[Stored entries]

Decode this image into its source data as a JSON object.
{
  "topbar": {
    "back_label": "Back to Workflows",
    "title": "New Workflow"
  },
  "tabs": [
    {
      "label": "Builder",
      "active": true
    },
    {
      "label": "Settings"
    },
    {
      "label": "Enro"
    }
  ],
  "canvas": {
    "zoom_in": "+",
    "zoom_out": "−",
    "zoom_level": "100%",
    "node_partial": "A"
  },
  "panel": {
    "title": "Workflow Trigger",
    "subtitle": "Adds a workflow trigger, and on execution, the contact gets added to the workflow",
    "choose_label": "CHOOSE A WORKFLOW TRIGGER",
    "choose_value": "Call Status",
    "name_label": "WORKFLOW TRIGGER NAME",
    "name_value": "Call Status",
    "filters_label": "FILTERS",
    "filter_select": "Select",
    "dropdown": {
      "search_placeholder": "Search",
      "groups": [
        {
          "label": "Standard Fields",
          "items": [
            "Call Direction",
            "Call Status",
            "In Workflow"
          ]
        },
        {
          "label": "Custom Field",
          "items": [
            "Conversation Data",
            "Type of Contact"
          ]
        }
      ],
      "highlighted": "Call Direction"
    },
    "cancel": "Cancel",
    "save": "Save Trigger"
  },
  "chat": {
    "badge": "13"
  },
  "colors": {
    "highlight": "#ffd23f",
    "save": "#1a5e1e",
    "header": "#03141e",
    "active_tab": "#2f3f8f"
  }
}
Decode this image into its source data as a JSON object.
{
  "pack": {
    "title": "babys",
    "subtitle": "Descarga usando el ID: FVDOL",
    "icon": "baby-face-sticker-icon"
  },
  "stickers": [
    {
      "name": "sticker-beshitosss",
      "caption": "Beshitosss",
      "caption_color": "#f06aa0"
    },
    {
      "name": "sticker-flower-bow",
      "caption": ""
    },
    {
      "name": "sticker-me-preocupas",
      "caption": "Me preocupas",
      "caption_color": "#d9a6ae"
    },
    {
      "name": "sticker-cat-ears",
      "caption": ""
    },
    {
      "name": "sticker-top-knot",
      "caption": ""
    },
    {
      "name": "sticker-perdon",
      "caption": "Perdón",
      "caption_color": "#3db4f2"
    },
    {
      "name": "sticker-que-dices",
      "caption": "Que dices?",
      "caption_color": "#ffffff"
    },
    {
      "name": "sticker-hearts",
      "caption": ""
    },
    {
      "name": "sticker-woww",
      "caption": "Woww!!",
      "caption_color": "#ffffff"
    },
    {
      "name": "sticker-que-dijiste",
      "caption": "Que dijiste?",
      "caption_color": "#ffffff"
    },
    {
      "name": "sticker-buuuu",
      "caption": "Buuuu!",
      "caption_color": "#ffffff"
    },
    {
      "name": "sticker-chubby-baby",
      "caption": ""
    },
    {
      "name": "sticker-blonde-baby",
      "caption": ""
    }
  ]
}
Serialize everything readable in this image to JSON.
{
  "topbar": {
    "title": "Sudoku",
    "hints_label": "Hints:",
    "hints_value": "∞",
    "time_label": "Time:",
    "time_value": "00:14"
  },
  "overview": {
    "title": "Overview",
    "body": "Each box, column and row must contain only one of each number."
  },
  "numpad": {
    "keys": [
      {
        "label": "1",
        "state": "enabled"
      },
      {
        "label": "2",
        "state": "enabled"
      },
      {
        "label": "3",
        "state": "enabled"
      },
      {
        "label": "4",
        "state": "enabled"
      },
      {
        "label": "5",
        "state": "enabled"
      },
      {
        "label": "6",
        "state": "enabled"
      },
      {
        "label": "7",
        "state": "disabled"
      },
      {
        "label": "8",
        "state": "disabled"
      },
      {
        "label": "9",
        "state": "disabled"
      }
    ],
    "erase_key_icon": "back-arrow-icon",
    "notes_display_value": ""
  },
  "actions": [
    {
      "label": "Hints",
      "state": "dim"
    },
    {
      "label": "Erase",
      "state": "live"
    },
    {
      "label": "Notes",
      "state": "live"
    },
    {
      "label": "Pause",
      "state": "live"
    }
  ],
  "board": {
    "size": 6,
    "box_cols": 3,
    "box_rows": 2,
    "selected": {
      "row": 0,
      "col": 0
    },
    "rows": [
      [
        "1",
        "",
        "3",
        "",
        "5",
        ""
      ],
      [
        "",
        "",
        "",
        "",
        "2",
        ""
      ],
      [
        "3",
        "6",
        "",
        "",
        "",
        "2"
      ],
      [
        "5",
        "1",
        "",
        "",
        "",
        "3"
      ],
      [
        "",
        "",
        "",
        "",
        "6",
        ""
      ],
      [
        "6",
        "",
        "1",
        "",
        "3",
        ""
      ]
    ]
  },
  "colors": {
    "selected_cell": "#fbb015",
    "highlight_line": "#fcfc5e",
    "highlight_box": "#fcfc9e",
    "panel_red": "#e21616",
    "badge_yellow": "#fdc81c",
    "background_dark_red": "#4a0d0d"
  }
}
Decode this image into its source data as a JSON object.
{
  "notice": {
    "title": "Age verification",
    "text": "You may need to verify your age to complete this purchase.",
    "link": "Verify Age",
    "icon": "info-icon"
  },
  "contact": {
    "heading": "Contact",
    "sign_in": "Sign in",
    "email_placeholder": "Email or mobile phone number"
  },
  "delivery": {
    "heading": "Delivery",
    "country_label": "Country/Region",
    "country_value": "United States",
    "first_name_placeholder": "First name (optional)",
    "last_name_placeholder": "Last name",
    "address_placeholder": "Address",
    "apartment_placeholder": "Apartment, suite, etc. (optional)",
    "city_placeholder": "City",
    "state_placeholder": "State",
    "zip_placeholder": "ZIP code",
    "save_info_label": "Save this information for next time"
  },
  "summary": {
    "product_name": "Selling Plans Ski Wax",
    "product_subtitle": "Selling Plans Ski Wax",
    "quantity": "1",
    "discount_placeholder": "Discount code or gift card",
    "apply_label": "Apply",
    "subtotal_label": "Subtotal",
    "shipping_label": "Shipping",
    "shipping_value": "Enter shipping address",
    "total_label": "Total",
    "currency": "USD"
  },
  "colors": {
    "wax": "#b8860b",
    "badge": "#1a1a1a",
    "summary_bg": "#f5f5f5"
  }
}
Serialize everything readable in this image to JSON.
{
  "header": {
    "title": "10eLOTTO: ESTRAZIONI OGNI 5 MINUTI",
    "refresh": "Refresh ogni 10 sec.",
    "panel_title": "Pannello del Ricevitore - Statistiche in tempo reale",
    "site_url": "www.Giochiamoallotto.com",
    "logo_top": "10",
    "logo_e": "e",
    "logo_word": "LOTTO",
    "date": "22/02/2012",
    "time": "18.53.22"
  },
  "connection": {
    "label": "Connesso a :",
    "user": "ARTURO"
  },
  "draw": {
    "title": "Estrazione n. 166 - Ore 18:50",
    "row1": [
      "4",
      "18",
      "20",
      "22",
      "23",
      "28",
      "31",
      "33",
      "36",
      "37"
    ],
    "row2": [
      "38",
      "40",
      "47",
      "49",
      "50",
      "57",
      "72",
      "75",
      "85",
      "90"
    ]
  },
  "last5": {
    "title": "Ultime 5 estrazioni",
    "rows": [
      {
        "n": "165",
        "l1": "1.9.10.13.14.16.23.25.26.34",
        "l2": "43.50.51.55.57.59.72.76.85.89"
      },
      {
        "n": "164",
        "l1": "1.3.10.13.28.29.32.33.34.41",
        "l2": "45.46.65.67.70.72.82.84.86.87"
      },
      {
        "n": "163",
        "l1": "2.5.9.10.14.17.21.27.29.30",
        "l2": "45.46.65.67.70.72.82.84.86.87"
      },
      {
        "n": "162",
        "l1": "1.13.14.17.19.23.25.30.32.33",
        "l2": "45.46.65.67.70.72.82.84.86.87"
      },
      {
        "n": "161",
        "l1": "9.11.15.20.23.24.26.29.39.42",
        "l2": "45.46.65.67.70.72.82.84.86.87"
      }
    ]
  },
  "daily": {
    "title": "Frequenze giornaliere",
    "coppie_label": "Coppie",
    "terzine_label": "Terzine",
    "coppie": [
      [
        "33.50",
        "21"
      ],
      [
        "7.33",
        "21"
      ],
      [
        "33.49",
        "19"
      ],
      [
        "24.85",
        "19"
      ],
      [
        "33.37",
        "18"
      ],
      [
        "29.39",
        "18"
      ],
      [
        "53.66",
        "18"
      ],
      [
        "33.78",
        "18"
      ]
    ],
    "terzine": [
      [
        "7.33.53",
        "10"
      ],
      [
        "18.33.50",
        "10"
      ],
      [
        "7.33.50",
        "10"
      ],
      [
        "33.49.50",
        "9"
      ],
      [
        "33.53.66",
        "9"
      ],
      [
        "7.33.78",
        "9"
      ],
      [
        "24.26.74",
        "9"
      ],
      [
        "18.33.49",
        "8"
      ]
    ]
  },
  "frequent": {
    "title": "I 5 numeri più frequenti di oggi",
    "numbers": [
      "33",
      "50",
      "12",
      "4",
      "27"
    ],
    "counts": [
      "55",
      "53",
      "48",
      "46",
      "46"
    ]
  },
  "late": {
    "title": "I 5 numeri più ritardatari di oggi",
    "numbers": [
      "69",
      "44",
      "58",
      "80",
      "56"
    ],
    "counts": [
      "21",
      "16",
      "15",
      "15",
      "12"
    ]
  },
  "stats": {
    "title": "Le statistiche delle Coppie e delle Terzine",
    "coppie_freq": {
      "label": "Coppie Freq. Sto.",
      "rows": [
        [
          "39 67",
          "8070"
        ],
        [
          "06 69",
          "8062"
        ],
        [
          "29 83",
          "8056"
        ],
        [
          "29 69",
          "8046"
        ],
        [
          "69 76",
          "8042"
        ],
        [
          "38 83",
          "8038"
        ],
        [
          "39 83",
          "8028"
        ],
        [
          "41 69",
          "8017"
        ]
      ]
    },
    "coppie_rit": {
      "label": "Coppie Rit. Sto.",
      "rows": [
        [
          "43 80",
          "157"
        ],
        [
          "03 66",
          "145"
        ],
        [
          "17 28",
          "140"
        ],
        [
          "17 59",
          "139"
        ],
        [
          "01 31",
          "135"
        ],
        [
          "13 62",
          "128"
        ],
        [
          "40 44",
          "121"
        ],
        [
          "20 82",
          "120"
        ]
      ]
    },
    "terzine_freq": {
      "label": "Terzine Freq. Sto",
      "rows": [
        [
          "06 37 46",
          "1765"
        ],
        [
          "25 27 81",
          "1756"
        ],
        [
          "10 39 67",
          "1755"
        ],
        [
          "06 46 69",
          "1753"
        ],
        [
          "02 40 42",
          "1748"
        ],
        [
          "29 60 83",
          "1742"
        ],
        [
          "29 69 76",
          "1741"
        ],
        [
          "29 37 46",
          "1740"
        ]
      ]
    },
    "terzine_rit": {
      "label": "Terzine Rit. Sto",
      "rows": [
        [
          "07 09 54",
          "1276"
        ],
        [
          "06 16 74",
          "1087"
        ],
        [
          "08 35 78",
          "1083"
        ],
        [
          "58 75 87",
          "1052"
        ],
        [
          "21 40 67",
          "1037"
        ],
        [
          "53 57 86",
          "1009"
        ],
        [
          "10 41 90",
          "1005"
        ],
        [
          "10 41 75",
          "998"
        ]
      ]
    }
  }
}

PROBLEM STATEMENT
Which lines hold the word "dices"? Show each one.

FINAL RESULT
      "name": "sticker-que-dices",
      "caption": "Que dices?",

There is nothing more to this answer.